**本文**
貸店舗を借りる時に、スタジオ兼オフィスとして賃貸借契約を結んだ。
この場所はもともと店舗として募集されていて、以前は店舗として営業していた。
それが閉店してテナント募集が出ていて、そこに、あなたは借り手として手を挙げた。

店舗内は全て撤去され、解体後だったのでスケルトン状態。
商売は撮影スタジオ兼オフィスで、メインは撮影なので、コンクリートむき出しの状態でもOK。
少し手を加えるだけでいけそうなので、引き渡しの状態がスケルトンでも、大きな工事費をかける予定もないし問題はなかった。

さてビジネスをスタートしてみると、期待以上に予約は入らないし仕事の依頼も増えない。
当たり前のことだが、毎月家賃やら諸々の支払いは発生する。
それなりに工夫し、できる限りの営業努力をしたけど、今後の見通しが見えない。

この状態を切り抜ける方法はないだろうか・・・。
これ以上集客の見込みはないし、新規顧客の開拓も難しい・・・。

そうだ!今の商売を見直そう!
もともとここは店舗をしていたし、立地としても集客力がある場所。
ちゃんと内装を施して店構えを整えればお客さんが入ってくる可能性がある。
そこであなたは新しい商売のプランを立て、内装工事業者と打ち合わせを始めた・・・。

即行動は危険!まずは契約書の確認を

撮影スタジオ兼オフィスとして借りた。
もともと店舗として貸しているなら、店舗としても使えるはず。
よし、業態変更してみよう!

よく気が付きましたね、と言いたいところですが、ストップ!

**取り組む作業**
a) 次の(i)～(iii)がそれぞれ本文の内容と合っているかを「はい」か「いいえ」で答え、判断の決め手となる本文の語句を正確に引用せよ。
(i) 借りた物件は、以前は店舗として営業していた。
(ii) 引き渡しの時点で、以前の店舗の内装がそのまま残っていた。
(iii) ビジネスを始めると、予約は期待以上に入った。
b) 本文の「これ以上集客の見込みはないし、新規顧客の開拓も難しい・・・。」から「そこであなたは新しい商売のプランを立て、内装工事業者と打ち合わせを始めた・・・。」までを一字一句変えずに書き写せ。

**提供データ**

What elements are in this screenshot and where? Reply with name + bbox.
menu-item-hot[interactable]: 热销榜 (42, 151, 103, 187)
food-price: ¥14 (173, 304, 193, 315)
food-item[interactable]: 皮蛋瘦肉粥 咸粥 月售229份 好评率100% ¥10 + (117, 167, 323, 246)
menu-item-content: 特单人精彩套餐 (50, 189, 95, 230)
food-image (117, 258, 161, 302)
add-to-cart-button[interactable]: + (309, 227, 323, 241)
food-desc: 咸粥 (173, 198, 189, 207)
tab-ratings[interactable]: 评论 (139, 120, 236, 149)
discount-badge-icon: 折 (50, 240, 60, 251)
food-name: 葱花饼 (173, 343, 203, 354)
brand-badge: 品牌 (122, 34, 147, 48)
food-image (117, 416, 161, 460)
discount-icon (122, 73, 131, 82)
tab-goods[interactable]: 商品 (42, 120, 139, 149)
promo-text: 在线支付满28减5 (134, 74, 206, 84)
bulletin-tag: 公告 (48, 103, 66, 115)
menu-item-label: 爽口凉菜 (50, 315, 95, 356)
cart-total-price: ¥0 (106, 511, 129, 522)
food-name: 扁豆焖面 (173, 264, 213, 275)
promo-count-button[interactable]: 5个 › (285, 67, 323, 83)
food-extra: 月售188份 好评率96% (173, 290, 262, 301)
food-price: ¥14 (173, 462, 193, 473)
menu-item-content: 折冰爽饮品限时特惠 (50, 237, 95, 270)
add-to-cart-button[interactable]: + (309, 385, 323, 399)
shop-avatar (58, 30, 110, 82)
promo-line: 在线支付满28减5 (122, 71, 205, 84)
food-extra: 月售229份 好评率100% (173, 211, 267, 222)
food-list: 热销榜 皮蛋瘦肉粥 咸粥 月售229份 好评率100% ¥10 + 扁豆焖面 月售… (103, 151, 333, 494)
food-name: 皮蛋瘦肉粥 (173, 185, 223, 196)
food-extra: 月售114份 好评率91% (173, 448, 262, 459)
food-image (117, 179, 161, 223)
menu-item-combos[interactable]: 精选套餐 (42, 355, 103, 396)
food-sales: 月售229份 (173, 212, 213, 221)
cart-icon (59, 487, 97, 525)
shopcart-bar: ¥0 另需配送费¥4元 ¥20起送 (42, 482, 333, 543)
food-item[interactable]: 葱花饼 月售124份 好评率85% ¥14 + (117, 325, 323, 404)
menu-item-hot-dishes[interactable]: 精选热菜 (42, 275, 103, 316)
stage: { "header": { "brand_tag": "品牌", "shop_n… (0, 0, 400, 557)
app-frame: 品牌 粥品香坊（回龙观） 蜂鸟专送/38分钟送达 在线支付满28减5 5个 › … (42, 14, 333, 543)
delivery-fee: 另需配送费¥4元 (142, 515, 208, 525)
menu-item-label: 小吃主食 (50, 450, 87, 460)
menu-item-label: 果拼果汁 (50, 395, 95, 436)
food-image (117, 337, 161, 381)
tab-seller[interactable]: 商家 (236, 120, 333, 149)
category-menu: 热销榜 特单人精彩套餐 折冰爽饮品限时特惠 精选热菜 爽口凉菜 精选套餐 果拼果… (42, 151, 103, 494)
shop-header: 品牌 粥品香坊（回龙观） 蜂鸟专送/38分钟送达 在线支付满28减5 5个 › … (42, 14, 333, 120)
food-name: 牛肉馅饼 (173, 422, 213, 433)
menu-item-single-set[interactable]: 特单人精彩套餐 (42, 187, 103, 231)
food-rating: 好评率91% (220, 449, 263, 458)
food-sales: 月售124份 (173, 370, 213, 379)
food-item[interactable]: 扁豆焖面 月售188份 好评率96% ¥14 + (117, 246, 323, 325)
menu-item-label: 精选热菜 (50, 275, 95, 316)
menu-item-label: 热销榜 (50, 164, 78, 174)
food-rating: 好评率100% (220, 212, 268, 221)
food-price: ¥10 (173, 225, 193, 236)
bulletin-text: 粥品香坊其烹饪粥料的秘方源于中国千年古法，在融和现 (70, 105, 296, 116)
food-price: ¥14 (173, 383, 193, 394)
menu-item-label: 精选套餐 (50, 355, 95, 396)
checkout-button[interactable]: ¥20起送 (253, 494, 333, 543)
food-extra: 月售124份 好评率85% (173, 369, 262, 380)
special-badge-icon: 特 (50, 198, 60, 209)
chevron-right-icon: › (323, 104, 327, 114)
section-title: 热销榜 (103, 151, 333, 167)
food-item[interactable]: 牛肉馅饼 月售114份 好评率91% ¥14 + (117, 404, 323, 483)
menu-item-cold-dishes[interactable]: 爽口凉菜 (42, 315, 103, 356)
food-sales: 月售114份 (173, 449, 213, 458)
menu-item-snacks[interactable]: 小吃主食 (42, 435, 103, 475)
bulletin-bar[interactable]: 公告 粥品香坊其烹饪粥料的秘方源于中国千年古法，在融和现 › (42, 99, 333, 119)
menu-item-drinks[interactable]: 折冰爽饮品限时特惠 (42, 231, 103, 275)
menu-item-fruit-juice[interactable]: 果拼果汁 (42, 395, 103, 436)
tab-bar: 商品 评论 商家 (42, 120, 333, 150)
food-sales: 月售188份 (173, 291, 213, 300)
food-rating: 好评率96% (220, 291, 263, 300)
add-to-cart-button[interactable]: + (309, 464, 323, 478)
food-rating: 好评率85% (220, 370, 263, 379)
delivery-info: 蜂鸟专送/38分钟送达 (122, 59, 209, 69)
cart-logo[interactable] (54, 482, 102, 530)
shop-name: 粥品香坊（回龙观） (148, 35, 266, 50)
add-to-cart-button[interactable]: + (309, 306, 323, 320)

**解答**
a)
(i) はい。「以前は店舗として営業していた」
(ii) いいえ。「店舗内は全て撤去され、解体後だったのでスケルトン状態」
(iii) いいえ。「期待以上に予約は入らないし仕事の依頼も増えない」

b)
これ以上集客の見込みはないし、新規顧客の開拓も難しい・・・。

そうだ!今の商売を見直そう!
もともとここは店舗をしていたし、立地としても集客力がある場所。
ちゃんと内装を施して店構えを整えればお客さんが入ってくる可能性がある。
そこであなたは新しい商売のプランを立て、内装工事業者と打ち合わせを始めた・・・。